::: Material provided

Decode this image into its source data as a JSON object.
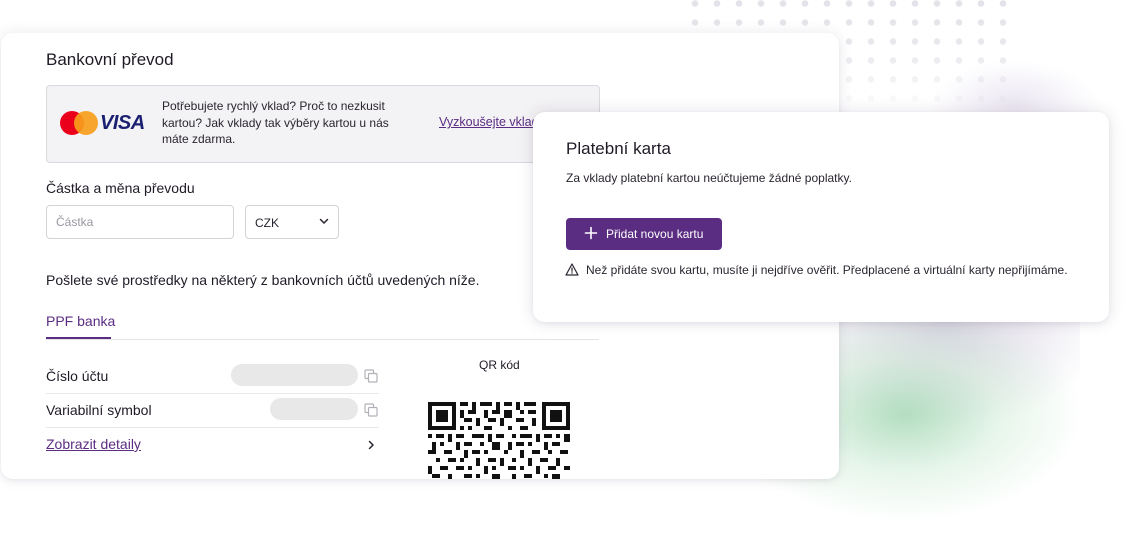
{
  "bank_transfer": {
    "title": "Bankovní převod",
    "promo": {
      "card_brands": [
        "mastercard-logo",
        "VISA"
      ],
      "text": "Potřebujete rychlý vklad? Proč to nezkusit kartou? Jak vklady tak výběry kartou u nás máte zdarma.",
      "link": "Vyzkoušejte vklad"
    },
    "amount_label": "Částka a měna převodu",
    "amount_placeholder": "Částka",
    "currency_selected": "CZK",
    "send_text": "Pošlete své prostředky na některý z bankovních účtů uvedených níže.",
    "tabs": [
      {
        "label": "PPF banka",
        "active": true
      }
    ],
    "rows": [
      {
        "label": "Číslo účtu"
      },
      {
        "label": "Variabilní symbol"
      }
    ],
    "details_link": "Zobrazit detaily",
    "qr_label": "QR kód"
  },
  "payment_card": {
    "title": "Platební karta",
    "description": "Za vklady platební kartou neúčtujeme žádné poplatky.",
    "add_button": "Přidat novou kartu",
    "warning": "Než přidáte svou kartu, musíte ji nejdříve ověřit. Předplacené a virtuální karty nepřijímáme."
  },
  "colors": {
    "accent": "#5a2d82",
    "mastercard_red": "#eb001b",
    "mastercard_orange": "#f79e1b",
    "visa_blue": "#1a1f71"
  },
  "icons": [
    "copy-icon",
    "chevron-down-icon",
    "chevron-right-icon",
    "plus-icon",
    "warning-icon",
    "qr-code"
  ]
}
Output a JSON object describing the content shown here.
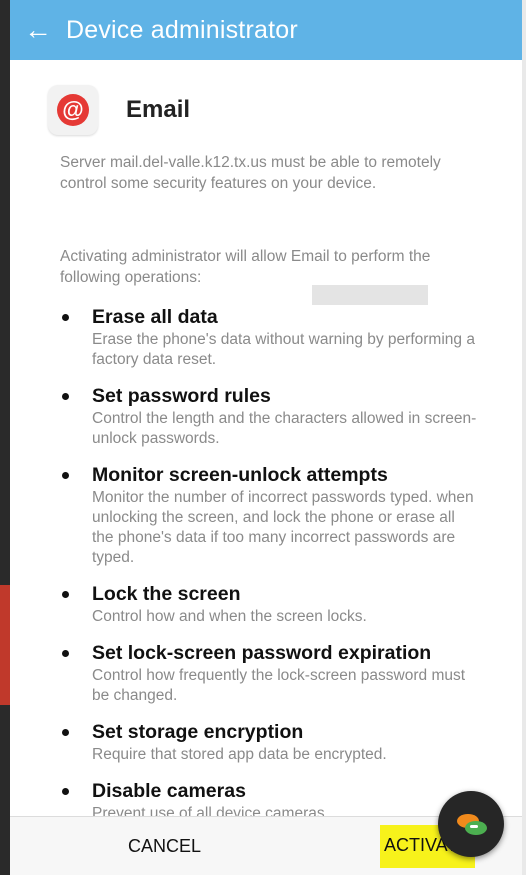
{
  "app_bar": {
    "back_glyph": "←",
    "title": "Device administrator"
  },
  "app": {
    "icon": "at-sign-icon",
    "icon_glyph": "@",
    "icon_color": "#e53935",
    "name": "Email"
  },
  "description": "Server mail.del-valle.k12.tx.us must be able to remotely control some security features on your device.",
  "intro": "Activating administrator will allow Email to perform the following operations:",
  "operations": [
    {
      "title": "Erase all data",
      "desc": "Erase the phone's data without warning by performing a factory data reset."
    },
    {
      "title": "Set password rules",
      "desc": "Control the length and the characters allowed in screen-unlock passwords."
    },
    {
      "title": "Monitor screen-unlock attempts",
      "desc": "Monitor the number of incorrect passwords typed. when unlocking the screen, and lock the phone or erase all the phone's data if too many incorrect passwords are typed."
    },
    {
      "title": "Lock the screen",
      "desc": "Control how and when the screen locks."
    },
    {
      "title": "Set lock-screen password expiration",
      "desc": "Control how frequently the lock-screen password must be changed."
    },
    {
      "title": "Set storage encryption",
      "desc": "Require that stored app data be encrypted."
    },
    {
      "title": "Disable cameras",
      "desc": "Prevent use of all device cameras."
    }
  ],
  "buttons": {
    "cancel": "CANCEL",
    "activate": "ACTIVATE"
  },
  "colors": {
    "app_bar": "#5fb3e6",
    "highlight": "#f7f21b",
    "fab": "#262626"
  }
}
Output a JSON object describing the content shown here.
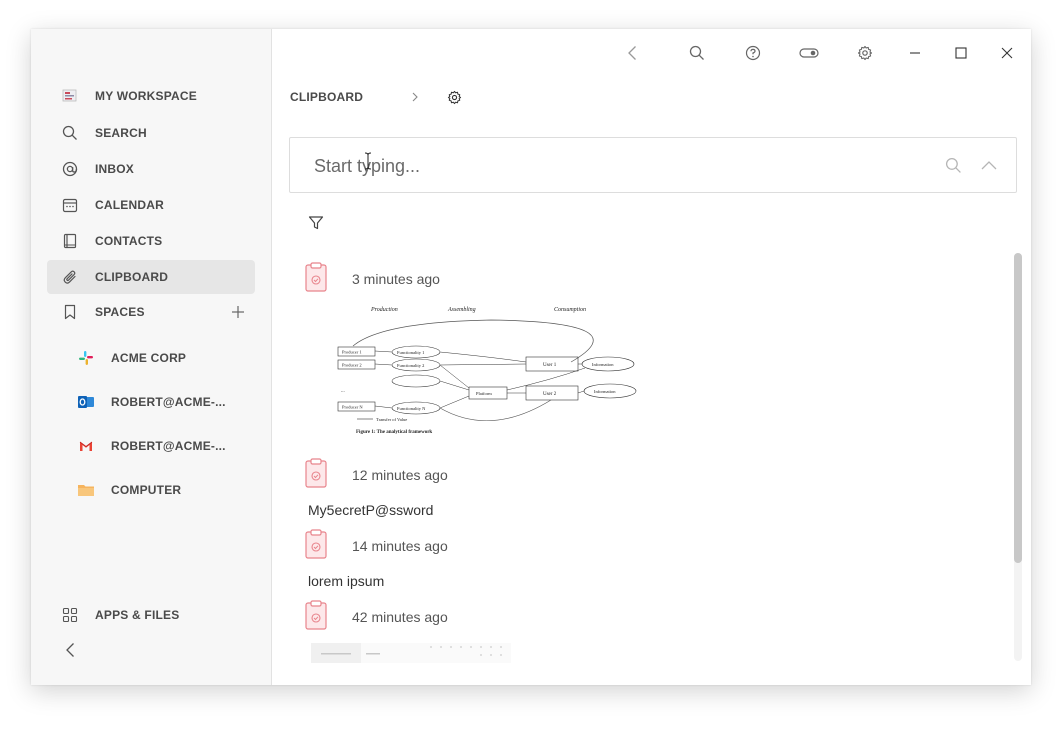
{
  "sidebar": {
    "items": [
      {
        "label": "MY WORKSPACE",
        "icon": "workspace-icon"
      },
      {
        "label": "SEARCH",
        "icon": "search-icon"
      },
      {
        "label": "INBOX",
        "icon": "at-icon"
      },
      {
        "label": "CALENDAR",
        "icon": "calendar-icon"
      },
      {
        "label": "CONTACTS",
        "icon": "contacts-book-icon"
      },
      {
        "label": "CLIPBOARD",
        "icon": "paperclip-icon",
        "active": true
      },
      {
        "label": "SPACES",
        "icon": "bookmark-icon"
      }
    ],
    "spaces": [
      {
        "label": "ACME CORP",
        "icon": "slack-icon"
      },
      {
        "label": "ROBERT@ACME-...",
        "icon": "outlook-icon"
      },
      {
        "label": "ROBERT@ACME-...",
        "icon": "gmail-icon"
      },
      {
        "label": "COMPUTER",
        "icon": "folder-icon"
      }
    ],
    "apps_label": "APPS & FILES"
  },
  "breadcrumb": {
    "title": "CLIPBOARD"
  },
  "search": {
    "placeholder": "Start typing..."
  },
  "clipboard": {
    "items": [
      {
        "time": "3 minutes ago",
        "type": "image"
      },
      {
        "time": "12 minutes ago",
        "type": "text",
        "text": "My5ecretP@ssword"
      },
      {
        "time": "14 minutes ago",
        "type": "text",
        "text": "lorem ipsum"
      },
      {
        "time": "42 minutes ago",
        "type": "image"
      }
    ],
    "diagram": {
      "header_production": "Production",
      "header_assembling": "Assembling",
      "header_consumption": "Consumption",
      "producer1": "Producer 1",
      "producer2": "Producer 2",
      "producerN": "Producer N",
      "func1": "Functionality 1",
      "func2": "Functionality 2",
      "funcN": "Functionality N",
      "platform": "Platform",
      "user1": "User 1",
      "user2": "User 2",
      "info1": "Information",
      "info2": "Information",
      "ellipsis": "...",
      "legend": "Transfer of Value",
      "caption": "Figure 1: The analytical framework"
    }
  },
  "colors": {
    "accent_clip": "#e8848c",
    "active_bg": "#e6e6e6",
    "sidebar_bg": "#f7f7f7"
  }
}
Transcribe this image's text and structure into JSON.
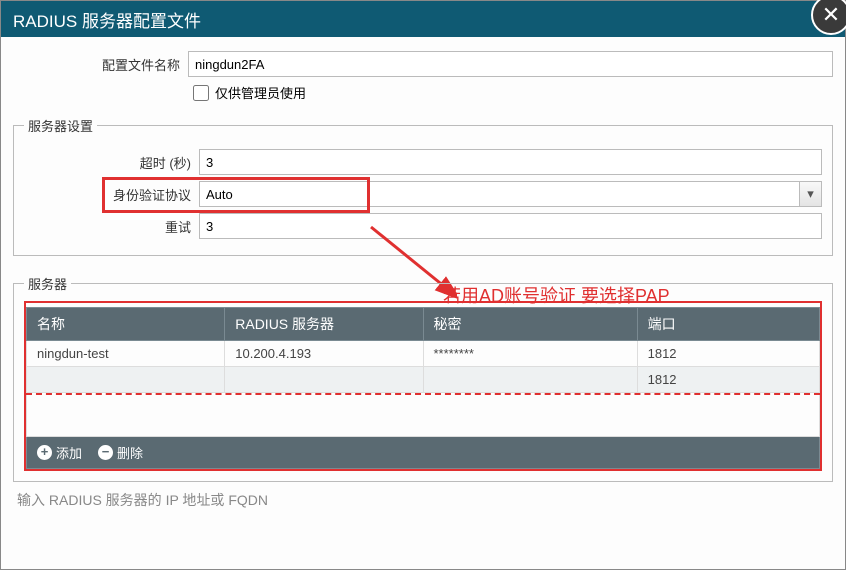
{
  "window": {
    "title": "RADIUS 服务器配置文件"
  },
  "profile": {
    "name_label": "配置文件名称",
    "name_value": "ningdun2FA",
    "admin_only_label": "仅供管理员使用"
  },
  "server_settings": {
    "legend": "服务器设置",
    "timeout_label": "超时 (秒)",
    "timeout_value": "3",
    "auth_proto_label": "身份验证协议",
    "auth_proto_value": "Auto",
    "retries_label": "重试",
    "retries_value": "3"
  },
  "annotation": {
    "text": "若用AD账号验证 要选择PAP"
  },
  "servers": {
    "legend": "服务器",
    "columns": {
      "name": "名称",
      "server": "RADIUS 服务器",
      "secret": "秘密",
      "port": "端口"
    },
    "rows": [
      {
        "name": "ningdun-test",
        "server": "10.200.4.193",
        "secret": "********",
        "port": "1812"
      },
      {
        "name": "",
        "server": "",
        "secret": "",
        "port": "1812"
      }
    ],
    "add_label": "添加",
    "delete_label": "删除"
  },
  "status_hint": "输入 RADIUS 服务器的 IP 地址或 FQDN"
}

::::::

* **The problem**
Locate the word "passwords" in the records above, and return each line that has it.

* **The solution**
      "desc": "Control the length and the characters allowed in screen-unlock passwords."
      "desc": "Monitor the number of incorrect passwords typed. when unlocking the screen, and lock the phone or erase all the phone's data if too many incorrect passwords are typed."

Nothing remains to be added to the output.